■ **Directive**:
Repeat all of the material exactly as given.

(Data excerpts)
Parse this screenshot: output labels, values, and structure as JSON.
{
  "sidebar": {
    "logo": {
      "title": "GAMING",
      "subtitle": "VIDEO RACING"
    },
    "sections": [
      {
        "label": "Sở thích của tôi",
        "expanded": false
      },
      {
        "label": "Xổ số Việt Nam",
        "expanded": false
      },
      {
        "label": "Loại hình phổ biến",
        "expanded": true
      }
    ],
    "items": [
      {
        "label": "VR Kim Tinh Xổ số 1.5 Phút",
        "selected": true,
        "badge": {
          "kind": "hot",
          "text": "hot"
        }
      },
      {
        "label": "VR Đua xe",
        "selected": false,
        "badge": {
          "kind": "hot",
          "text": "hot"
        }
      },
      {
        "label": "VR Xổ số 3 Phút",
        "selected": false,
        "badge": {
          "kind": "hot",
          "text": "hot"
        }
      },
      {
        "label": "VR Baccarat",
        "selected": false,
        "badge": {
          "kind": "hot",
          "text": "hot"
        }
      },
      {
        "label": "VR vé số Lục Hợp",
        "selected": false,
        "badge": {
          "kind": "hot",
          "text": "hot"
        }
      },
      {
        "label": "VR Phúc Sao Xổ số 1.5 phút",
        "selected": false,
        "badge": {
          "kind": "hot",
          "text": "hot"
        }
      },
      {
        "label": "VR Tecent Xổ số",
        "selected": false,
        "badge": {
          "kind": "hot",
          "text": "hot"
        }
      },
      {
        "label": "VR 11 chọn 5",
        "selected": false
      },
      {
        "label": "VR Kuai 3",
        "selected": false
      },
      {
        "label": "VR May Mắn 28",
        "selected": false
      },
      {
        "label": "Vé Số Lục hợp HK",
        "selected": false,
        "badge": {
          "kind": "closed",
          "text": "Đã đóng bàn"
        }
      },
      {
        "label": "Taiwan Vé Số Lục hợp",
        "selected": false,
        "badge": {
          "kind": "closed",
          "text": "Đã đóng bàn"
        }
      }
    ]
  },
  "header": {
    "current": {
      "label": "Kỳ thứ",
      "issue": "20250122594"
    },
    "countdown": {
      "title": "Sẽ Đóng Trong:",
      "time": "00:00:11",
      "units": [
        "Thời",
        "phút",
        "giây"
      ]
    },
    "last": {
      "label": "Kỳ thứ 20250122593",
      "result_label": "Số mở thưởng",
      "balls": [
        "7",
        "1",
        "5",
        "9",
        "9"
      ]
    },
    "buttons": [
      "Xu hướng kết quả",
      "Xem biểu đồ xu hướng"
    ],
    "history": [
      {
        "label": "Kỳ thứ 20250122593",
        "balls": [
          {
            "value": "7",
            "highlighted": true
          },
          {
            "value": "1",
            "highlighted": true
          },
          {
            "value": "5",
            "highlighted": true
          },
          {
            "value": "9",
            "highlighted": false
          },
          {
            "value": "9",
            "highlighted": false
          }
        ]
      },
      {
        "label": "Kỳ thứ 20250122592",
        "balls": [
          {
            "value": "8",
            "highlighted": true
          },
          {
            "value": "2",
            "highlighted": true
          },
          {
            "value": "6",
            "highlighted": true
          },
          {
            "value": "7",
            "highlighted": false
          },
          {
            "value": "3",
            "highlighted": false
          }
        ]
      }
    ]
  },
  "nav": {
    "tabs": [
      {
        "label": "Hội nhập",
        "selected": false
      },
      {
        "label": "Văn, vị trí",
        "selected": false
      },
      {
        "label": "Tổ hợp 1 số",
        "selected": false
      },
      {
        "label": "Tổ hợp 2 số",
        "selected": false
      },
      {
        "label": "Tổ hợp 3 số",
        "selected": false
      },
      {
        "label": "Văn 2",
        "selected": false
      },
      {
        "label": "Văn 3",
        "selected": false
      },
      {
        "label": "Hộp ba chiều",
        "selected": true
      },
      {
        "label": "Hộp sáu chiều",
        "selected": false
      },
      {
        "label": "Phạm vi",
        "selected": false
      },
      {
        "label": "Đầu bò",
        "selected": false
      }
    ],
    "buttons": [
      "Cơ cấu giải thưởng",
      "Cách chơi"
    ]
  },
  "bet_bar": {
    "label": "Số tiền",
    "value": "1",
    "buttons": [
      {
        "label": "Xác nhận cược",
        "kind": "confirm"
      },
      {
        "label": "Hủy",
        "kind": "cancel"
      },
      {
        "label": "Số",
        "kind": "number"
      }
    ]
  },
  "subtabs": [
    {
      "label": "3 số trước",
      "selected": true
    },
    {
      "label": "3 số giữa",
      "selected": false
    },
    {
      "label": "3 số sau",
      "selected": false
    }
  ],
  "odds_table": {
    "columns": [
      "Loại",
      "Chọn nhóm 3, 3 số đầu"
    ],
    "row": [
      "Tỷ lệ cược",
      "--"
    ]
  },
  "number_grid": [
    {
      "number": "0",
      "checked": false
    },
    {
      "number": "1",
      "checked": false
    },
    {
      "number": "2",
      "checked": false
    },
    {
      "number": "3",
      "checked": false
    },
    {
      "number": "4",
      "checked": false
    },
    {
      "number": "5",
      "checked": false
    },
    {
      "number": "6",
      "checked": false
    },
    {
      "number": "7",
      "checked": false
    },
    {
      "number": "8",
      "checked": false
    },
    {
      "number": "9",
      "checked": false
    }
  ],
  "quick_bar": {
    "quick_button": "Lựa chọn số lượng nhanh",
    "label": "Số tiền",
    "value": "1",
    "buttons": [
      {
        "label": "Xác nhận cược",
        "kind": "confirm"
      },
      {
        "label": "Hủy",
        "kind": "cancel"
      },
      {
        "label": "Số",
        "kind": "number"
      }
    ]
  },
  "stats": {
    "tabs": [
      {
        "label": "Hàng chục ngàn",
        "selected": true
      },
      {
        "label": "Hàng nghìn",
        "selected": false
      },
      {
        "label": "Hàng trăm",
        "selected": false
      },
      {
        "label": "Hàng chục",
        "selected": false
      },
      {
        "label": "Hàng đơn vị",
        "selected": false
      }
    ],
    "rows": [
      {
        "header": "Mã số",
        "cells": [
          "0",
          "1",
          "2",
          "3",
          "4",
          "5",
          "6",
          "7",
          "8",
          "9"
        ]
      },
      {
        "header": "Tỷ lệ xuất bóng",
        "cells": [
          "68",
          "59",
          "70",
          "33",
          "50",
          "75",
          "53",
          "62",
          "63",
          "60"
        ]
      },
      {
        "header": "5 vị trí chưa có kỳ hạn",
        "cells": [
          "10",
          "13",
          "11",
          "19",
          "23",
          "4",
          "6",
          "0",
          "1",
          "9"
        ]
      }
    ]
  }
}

■ **Solution to this exercise**:
Parse this screenshot: output labels, values, and structure as JSON.
{
  "sidebar": {
    "logo": {
      "title": "GAMING",
      "subtitle": "VIDEO RACING"
    },
    "sections": [
      {
        "label": "Sở thích của tôi",
        "expanded": false
      },
      {
        "label": "Xổ số Việt Nam",
        "expanded": false
      },
      {
        "label": "Loại hình phổ biến",
        "expanded": true
      }
    ],
    "items": [
      {
        "label": "VR Kim Tinh Xổ số 1.5 Phút",
        "selected": true,
        "badge": {
          "kind": "hot",
          "text": "hot"
        }
      },
      {
        "label": "VR Đua xe",
        "selected": false,
        "badge": {
          "kind": "hot",
          "text": "hot"
        }
      },
      {
        "label": "VR Xổ số 3 Phút",
        "selected": false,
        "badge": {
          "kind": "hot",
          "text": "hot"
        }
      },
      {
        "label": "VR Baccarat",
        "selected": false,
        "badge": {
          "kind": "hot",
          "text": "hot"
        }
      },
      {
        "label": "VR vé số Lục Hợp",
        "selected": false,
        "badge": {
          "kind": "hot",
          "text": "hot"
        }
      },
      {
        "label": "VR Phúc Sao Xổ số 1.5 phút",
        "selected": false,
        "badge": {
          "kind": "hot",
          "text": "hot"
        }
      },
      {
        "label": "VR Tecent Xổ số",
        "selected": false,
        "badge": {
          "kind": "hot",
          "text": "hot"
        }
      },
      {
        "label": "VR 11 chọn 5",
        "selected": false
      },
      {
        "label": "VR Kuai 3",
        "selected": false
      },
      {
        "label": "VR May Mắn 28",
        "selected": false
      },
      {
        "label": "Vé Số Lục hợp HK",
        "selected": false,
        "badge": {
          "kind": "closed",
          "text": "Đã đóng bàn"
        }
      },
      {
        "label": "Taiwan Vé Số Lục hợp",
        "selected": false,
        "badge": {
          "kind": "closed",
          "text": "Đã đóng bàn"
        }
      }
    ]
  },
  "header": {
    "current": {
      "label": "Kỳ thứ",
      "issue": "20250122594"
    },
    "countdown": {
      "title": "Sẽ Đóng Trong:",
      "time": "00:00:11",
      "units": [
        "Thời",
        "phút",
        "giây"
      ]
    },
    "last": {
      "label": "Kỳ thứ 20250122593",
      "result_label": "Số mở thưởng",
      "balls": [
        "7",
        "1",
        "5",
        "9",
        "9"
      ]
    },
    "buttons": [
      "Xu hướng kết quả",
      "Xem biểu đồ xu hướng"
    ],
    "history": [
      {
        "label": "Kỳ thứ 20250122593",
        "balls": [
          {
            "value": "7",
            "highlighted": true
          },
          {
            "value": "1",
            "highlighted": true
          },
          {
            "value": "5",
            "highlighted": true
          },
          {
            "value": "9",
            "highlighted": false
          },
          {
            "value": "9",
            "highlighted": false
          }
        ]
      },
      {
        "label": "Kỳ thứ 20250122592",
        "balls": [
          {
            "value": "8",
            "highlighted": true
          },
          {
            "value": "2",
            "highlighted": true
          },
          {
            "value": "6",
            "highlighted": true
          },
          {
            "value": "7",
            "highlighted": false
          },
          {
            "value": "3",
            "highlighted": false
          }
        ]
      }
    ]
  },
  "nav": {
    "tabs": [
      {
        "label": "Hội nhập",
        "selected": false
      },
      {
        "label": "Văn, vị trí",
        "selected": false
      },
      {
        "label": "Tổ hợp 1 số",
        "selected": false
      },
      {
        "label": "Tổ hợp 2 số",
        "selected": false
      },
      {
        "label": "Tổ hợp 3 số",
        "selected": false
      },
      {
        "label": "Văn 2",
        "selected": false
      },
      {
        "label": "Văn 3",
        "selected": false
      },
      {
        "label": "Hộp ba chiều",
        "selected": true
      },
      {
        "label": "Hộp sáu chiều",
        "selected": false
      },
      {
        "label": "Phạm vi",
        "selected": false
      },
      {
        "label": "Đầu bò",
        "selected": false
      }
    ],
    "buttons": [
      "Cơ cấu giải thưởng",
      "Cách chơi"
    ]
  },
  "bet_bar": {
    "label": "Số tiền",
    "value": "1",
    "buttons": [
      {
        "label": "Xác nhận cược",
        "kind": "confirm"
      },
      {
        "label": "Hủy",
        "kind": "cancel"
      },
      {
        "label": "Số",
        "kind": "number"
      }
    ]
  },
  "subtabs": [
    {
      "label": "3 số trước",
      "selected": true
    },
    {
      "label": "3 số giữa",
      "selected": false
    },
    {
      "label": "3 số sau",
      "selected": false
    }
  ],
  "odds_table": {
    "columns": [
      "Loại",
      "Chọn nhóm 3, 3 số đầu"
    ],
    "row": [
      "Tỷ lệ cược",
      "--"
    ]
  },
  "number_grid": [
    {
      "number": "0",
      "checked": false
    },
    {
      "number": "1",
      "checked": false
    },
    {
      "number": "2",
      "checked": false
    },
    {
      "number": "3",
      "checked": false
    },
    {
      "number": "4",
      "checked": false
    },
    {
      "number": "5",
      "checked": false
    },
    {
      "number": "6",
      "checked": false
    },
    {
      "number": "7",
      "checked": false
    },
    {
      "number": "8",
      "checked": false
    },
    {
      "number": "9",
      "checked": false
    }
  ],
  "quick_bar": {
    "quick_button": "Lựa chọn số lượng nhanh",
    "label": "Số tiền",
    "value": "1",
    "buttons": [
      {
        "label": "Xác nhận cược",
        "kind": "confirm"
      },
      {
        "label": "Hủy",
        "kind": "cancel"
      },
      {
        "label": "Số",
        "kind": "number"
      }
    ]
  },
  "stats": {
    "tabs": [
      {
        "label": "Hàng chục ngàn",
        "selected": true
      },
      {
        "label": "Hàng nghìn",
        "selected": false
      },
      {
        "label": "Hàng trăm",
        "selected": false
      },
      {
        "label": "Hàng chục",
        "selected": false
      },
      {
        "label": "Hàng đơn vị",
        "selected": false
      }
    ],
    "rows": [
      {
        "header": "Mã số",
        "cells": [
          "0",
          "1",
          "2",
          "3",
          "4",
          "5",
          "6",
          "7",
          "8",
          "9"
        ]
      },
      {
        "header": "Tỷ lệ xuất bóng",
        "cells": [
          "68",
          "59",
          "70",
          "33",
          "50",
          "75",
          "53",
          "62",
          "63",
          "60"
        ]
      },
      {
        "header": "5 vị trí chưa có kỳ hạn",
        "cells": [
          "10",
          "13",
          "11",
          "19",
          "23",
          "4",
          "6",
          "0",
          "1",
          "9"
        ]
      }
    ]
  }
}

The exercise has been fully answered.